▸ YOUR INSTRUCTIONS:
Select from the records below every line that has the word "palette" in it.

▸ PROVIDED RECORDS:
## start

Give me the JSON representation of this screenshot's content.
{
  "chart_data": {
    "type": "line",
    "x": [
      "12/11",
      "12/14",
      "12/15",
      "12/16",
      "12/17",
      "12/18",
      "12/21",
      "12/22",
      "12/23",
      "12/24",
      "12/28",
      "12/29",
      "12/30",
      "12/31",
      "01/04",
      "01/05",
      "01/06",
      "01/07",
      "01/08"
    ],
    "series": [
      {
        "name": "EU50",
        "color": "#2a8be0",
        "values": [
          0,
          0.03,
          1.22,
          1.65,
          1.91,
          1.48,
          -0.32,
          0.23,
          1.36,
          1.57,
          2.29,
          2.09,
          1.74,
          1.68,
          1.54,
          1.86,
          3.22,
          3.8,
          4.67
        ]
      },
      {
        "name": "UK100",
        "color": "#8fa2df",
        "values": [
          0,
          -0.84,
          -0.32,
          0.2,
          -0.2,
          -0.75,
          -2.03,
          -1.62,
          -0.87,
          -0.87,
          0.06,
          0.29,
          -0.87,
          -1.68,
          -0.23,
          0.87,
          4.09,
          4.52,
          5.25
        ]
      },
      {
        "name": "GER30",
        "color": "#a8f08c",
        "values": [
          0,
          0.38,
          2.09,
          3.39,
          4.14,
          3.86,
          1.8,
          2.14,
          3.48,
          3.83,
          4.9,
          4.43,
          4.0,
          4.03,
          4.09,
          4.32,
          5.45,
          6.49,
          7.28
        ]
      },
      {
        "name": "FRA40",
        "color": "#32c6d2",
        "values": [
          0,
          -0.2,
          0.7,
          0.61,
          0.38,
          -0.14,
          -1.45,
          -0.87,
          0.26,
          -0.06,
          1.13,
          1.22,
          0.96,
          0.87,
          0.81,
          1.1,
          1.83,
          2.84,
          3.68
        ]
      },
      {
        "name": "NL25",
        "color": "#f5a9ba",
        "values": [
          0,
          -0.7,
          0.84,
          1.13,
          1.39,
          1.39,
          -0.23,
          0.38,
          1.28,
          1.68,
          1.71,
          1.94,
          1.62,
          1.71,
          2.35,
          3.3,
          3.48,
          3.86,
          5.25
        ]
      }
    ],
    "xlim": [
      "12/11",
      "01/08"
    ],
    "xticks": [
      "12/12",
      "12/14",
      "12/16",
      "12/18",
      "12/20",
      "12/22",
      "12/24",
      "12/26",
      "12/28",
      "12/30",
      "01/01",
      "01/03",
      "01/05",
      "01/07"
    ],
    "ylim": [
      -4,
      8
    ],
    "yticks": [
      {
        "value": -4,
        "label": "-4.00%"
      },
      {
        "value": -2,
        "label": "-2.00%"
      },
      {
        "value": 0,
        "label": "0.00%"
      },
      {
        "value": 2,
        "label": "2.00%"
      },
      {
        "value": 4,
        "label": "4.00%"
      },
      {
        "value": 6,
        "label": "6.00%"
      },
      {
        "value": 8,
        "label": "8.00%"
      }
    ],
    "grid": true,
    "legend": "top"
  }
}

## end
## start

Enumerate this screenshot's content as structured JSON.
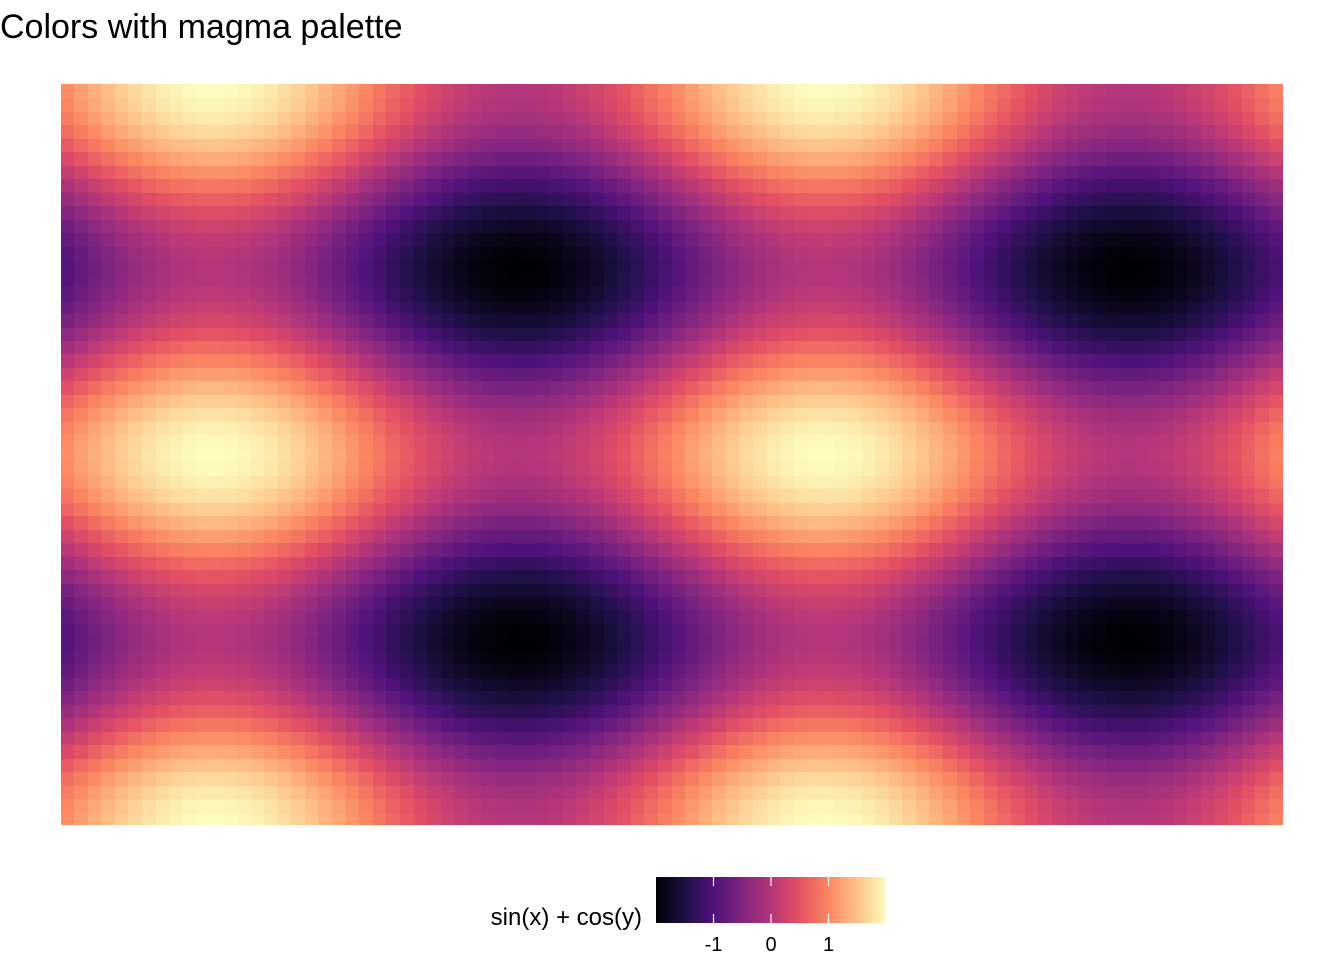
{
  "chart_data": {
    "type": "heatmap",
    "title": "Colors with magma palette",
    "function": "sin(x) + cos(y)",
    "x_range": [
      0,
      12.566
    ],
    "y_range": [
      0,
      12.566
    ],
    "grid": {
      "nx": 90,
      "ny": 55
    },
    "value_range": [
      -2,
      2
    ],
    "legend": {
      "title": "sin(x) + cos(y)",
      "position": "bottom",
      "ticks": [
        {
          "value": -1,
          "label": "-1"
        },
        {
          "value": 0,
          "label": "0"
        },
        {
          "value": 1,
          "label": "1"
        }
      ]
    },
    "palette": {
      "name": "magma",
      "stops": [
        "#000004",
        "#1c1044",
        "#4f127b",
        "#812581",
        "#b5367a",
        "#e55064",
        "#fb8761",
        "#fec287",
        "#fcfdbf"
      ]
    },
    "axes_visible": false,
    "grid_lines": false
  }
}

## end

▸ CORRECT RESPONSE:
    "title": "Colors with magma palette",
    "palette": {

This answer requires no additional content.